[Dataset records]
+++++
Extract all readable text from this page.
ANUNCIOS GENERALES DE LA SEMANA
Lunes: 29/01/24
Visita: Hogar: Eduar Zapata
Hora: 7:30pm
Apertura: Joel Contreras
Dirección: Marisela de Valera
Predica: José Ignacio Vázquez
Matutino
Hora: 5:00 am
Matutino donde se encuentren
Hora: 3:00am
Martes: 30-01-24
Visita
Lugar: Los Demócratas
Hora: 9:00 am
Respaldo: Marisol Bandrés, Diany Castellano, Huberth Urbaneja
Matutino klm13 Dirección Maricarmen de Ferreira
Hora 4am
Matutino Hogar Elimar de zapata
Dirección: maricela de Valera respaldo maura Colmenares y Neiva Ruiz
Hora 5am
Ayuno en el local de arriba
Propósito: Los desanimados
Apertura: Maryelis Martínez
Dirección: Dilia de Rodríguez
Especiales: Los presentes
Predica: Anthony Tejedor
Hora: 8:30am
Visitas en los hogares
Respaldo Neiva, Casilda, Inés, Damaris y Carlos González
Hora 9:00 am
+++++
What to work on:
Reproduce every record, matching each line exactly.

Answer for this exercise:
Extract all readable text from this page.
ANUNCIOS GENERALES DE LA SEMANA
Lunes: 29/01/24
Visita: Hogar: Eduar Zapata
Hora: 7:30pm
Apertura: Joel Contreras
Dirección: Marisela de Valera
Predica: José Ignacio Vázquez
Matutino
Hora: 5:00 am
Matutino donde se encuentren
Hora: 3:00am
Martes: 30-01-24
Visita
Lugar: Los Demócratas
Hora: 9:00 am
Respaldo: Marisol Bandrés, Diany Castellano, Huberth Urbaneja
Matutino klm13 Dirección Maricarmen de Ferreira
Hora 4am
Matutino Hogar Elimar de zapata
Dirección: maricela de Valera respaldo maura Colmenares y Neiva Ruiz
Hora 5am
Ayuno en el local de arriba
Propósito: Los desanimados
Apertura: Maryelis Martínez
Dirección: Dilia de Rodríguez
Especiales: Los presentes
Predica: Anthony Tejedor
Hora: 8:30am
Visitas en los hogares
Respaldo Neiva, Casilda, Inés, Damaris y Carlos González
Hora 9:00 am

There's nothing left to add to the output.